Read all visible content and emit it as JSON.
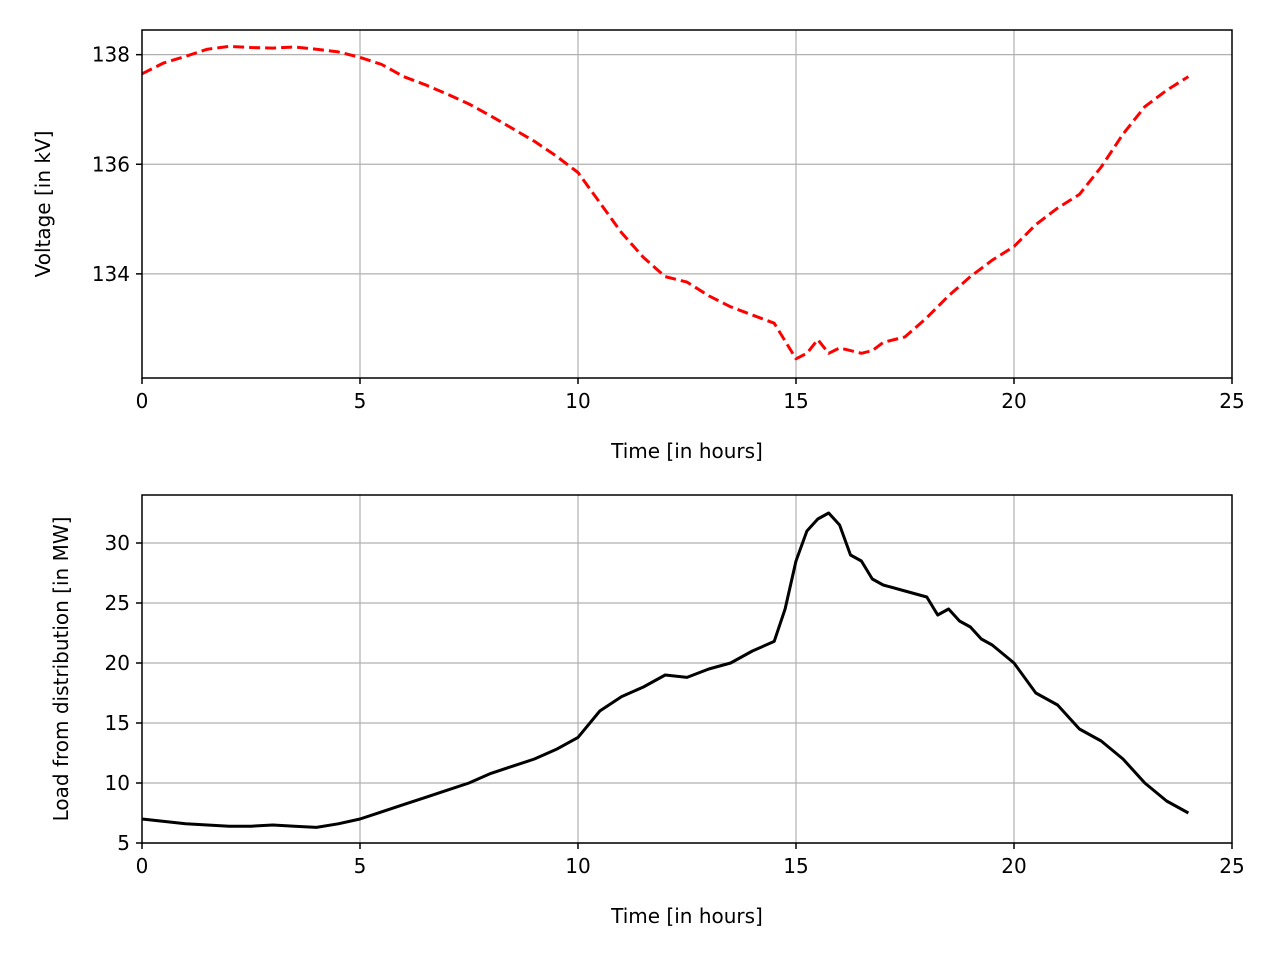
{
  "chart_data": [
    {
      "type": "line",
      "title": "",
      "xlabel": "Time [in hours]",
      "ylabel": "Voltage [in kV]",
      "xlim": [
        0,
        25
      ],
      "ylim": [
        132.1,
        138.45
      ],
      "xticks": [
        0,
        5,
        10,
        15,
        20,
        25
      ],
      "yticks": [
        134,
        136,
        138
      ],
      "grid": true,
      "series": [
        {
          "color": "#ff0000",
          "style": "dashed",
          "x": [
            0,
            0.5,
            1,
            1.5,
            2,
            2.5,
            3,
            3.5,
            4,
            4.5,
            5,
            5.5,
            6,
            6.5,
            7,
            7.5,
            8,
            8.5,
            9,
            9.5,
            10,
            10.5,
            11,
            11.5,
            12,
            12.5,
            13,
            13.5,
            14,
            14.5,
            15,
            15.25,
            15.5,
            15.75,
            16,
            16.25,
            16.5,
            16.75,
            17,
            17.5,
            18,
            18.5,
            19,
            19.5,
            20,
            20.5,
            21,
            21.5,
            22,
            22.5,
            23,
            23.5,
            24
          ],
          "y": [
            137.65,
            137.85,
            137.97,
            138.1,
            138.15,
            138.13,
            138.12,
            138.14,
            138.1,
            138.05,
            137.95,
            137.82,
            137.6,
            137.45,
            137.28,
            137.1,
            136.88,
            136.65,
            136.42,
            136.15,
            135.85,
            135.3,
            134.75,
            134.3,
            133.95,
            133.85,
            133.6,
            133.4,
            133.25,
            133.1,
            132.45,
            132.55,
            132.8,
            132.55,
            132.65,
            132.6,
            132.55,
            132.6,
            132.75,
            132.85,
            133.2,
            133.6,
            133.95,
            134.25,
            134.5,
            134.9,
            135.2,
            135.45,
            135.95,
            136.55,
            137.05,
            137.35,
            137.6
          ]
        }
      ]
    },
    {
      "type": "line",
      "title": "",
      "xlabel": "Time [in hours]",
      "ylabel": "Load from distribution [in MW]",
      "xlim": [
        0,
        25
      ],
      "ylim": [
        5,
        34
      ],
      "xticks": [
        0,
        5,
        10,
        15,
        20,
        25
      ],
      "yticks": [
        5,
        10,
        15,
        20,
        25,
        30
      ],
      "grid": true,
      "series": [
        {
          "color": "#000000",
          "style": "solid",
          "x": [
            0,
            0.5,
            1,
            1.5,
            2,
            2.5,
            3,
            3.5,
            4,
            4.5,
            5,
            5.5,
            6,
            6.5,
            7,
            7.5,
            8,
            8.5,
            9,
            9.5,
            10,
            10.5,
            11,
            11.5,
            12,
            12.5,
            13,
            13.5,
            14,
            14.5,
            14.75,
            15,
            15.25,
            15.5,
            15.75,
            16,
            16.25,
            16.5,
            16.75,
            17,
            17.5,
            18,
            18.25,
            18.5,
            18.75,
            19,
            19.25,
            19.5,
            20,
            20.5,
            21,
            21.5,
            22,
            22.5,
            23,
            23.5,
            24
          ],
          "y": [
            7.0,
            6.8,
            6.6,
            6.5,
            6.4,
            6.4,
            6.5,
            6.4,
            6.3,
            6.6,
            7.0,
            7.6,
            8.2,
            8.8,
            9.4,
            10.0,
            10.8,
            11.4,
            12.0,
            12.8,
            13.8,
            16.0,
            17.2,
            18.0,
            19.0,
            18.8,
            19.5,
            20.0,
            21.0,
            21.8,
            24.5,
            28.5,
            31.0,
            32.0,
            32.5,
            31.5,
            29.0,
            28.5,
            27.0,
            26.5,
            26.0,
            25.5,
            24.0,
            24.5,
            23.5,
            23.0,
            22.0,
            21.5,
            20.0,
            17.5,
            16.5,
            14.5,
            13.5,
            12.0,
            10.0,
            8.5,
            7.5
          ]
        }
      ]
    }
  ]
}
_ _ _ _ _ _ _
The problem: Output the data above without changes, apart from leaving out the pictures.

Solved problem:
Read all visible content and emit it as JSON.
{
  "chart_data": [
    {
      "type": "line",
      "title": "",
      "xlabel": "Time [in hours]",
      "ylabel": "Voltage [in kV]",
      "xlim": [
        0,
        25
      ],
      "ylim": [
        132.1,
        138.45
      ],
      "xticks": [
        0,
        5,
        10,
        15,
        20,
        25
      ],
      "yticks": [
        134,
        136,
        138
      ],
      "grid": true,
      "series": [
        {
          "color": "#ff0000",
          "style": "dashed",
          "x": [
            0,
            0.5,
            1,
            1.5,
            2,
            2.5,
            3,
            3.5,
            4,
            4.5,
            5,
            5.5,
            6,
            6.5,
            7,
            7.5,
            8,
            8.5,
            9,
            9.5,
            10,
            10.5,
            11,
            11.5,
            12,
            12.5,
            13,
            13.5,
            14,
            14.5,
            15,
            15.25,
            15.5,
            15.75,
            16,
            16.25,
            16.5,
            16.75,
            17,
            17.5,
            18,
            18.5,
            19,
            19.5,
            20,
            20.5,
            21,
            21.5,
            22,
            22.5,
            23,
            23.5,
            24
          ],
          "y": [
            137.65,
            137.85,
            137.97,
            138.1,
            138.15,
            138.13,
            138.12,
            138.14,
            138.1,
            138.05,
            137.95,
            137.82,
            137.6,
            137.45,
            137.28,
            137.1,
            136.88,
            136.65,
            136.42,
            136.15,
            135.85,
            135.3,
            134.75,
            134.3,
            133.95,
            133.85,
            133.6,
            133.4,
            133.25,
            133.1,
            132.45,
            132.55,
            132.8,
            132.55,
            132.65,
            132.6,
            132.55,
            132.6,
            132.75,
            132.85,
            133.2,
            133.6,
            133.95,
            134.25,
            134.5,
            134.9,
            135.2,
            135.45,
            135.95,
            136.55,
            137.05,
            137.35,
            137.6
          ]
        }
      ]
    },
    {
      "type": "line",
      "title": "",
      "xlabel": "Time [in hours]",
      "ylabel": "Load from distribution [in MW]",
      "xlim": [
        0,
        25
      ],
      "ylim": [
        5,
        34
      ],
      "xticks": [
        0,
        5,
        10,
        15,
        20,
        25
      ],
      "yticks": [
        5,
        10,
        15,
        20,
        25,
        30
      ],
      "grid": true,
      "series": [
        {
          "color": "#000000",
          "style": "solid",
          "x": [
            0,
            0.5,
            1,
            1.5,
            2,
            2.5,
            3,
            3.5,
            4,
            4.5,
            5,
            5.5,
            6,
            6.5,
            7,
            7.5,
            8,
            8.5,
            9,
            9.5,
            10,
            10.5,
            11,
            11.5,
            12,
            12.5,
            13,
            13.5,
            14,
            14.5,
            14.75,
            15,
            15.25,
            15.5,
            15.75,
            16,
            16.25,
            16.5,
            16.75,
            17,
            17.5,
            18,
            18.25,
            18.5,
            18.75,
            19,
            19.25,
            19.5,
            20,
            20.5,
            21,
            21.5,
            22,
            22.5,
            23,
            23.5,
            24
          ],
          "y": [
            7.0,
            6.8,
            6.6,
            6.5,
            6.4,
            6.4,
            6.5,
            6.4,
            6.3,
            6.6,
            7.0,
            7.6,
            8.2,
            8.8,
            9.4,
            10.0,
            10.8,
            11.4,
            12.0,
            12.8,
            13.8,
            16.0,
            17.2,
            18.0,
            19.0,
            18.8,
            19.5,
            20.0,
            21.0,
            21.8,
            24.5,
            28.5,
            31.0,
            32.0,
            32.5,
            31.5,
            29.0,
            28.5,
            27.0,
            26.5,
            26.0,
            25.5,
            24.0,
            24.5,
            23.5,
            23.0,
            22.0,
            21.5,
            20.0,
            17.5,
            16.5,
            14.5,
            13.5,
            12.0,
            10.0,
            8.5,
            7.5
          ]
        }
      ]
    }
  ]
}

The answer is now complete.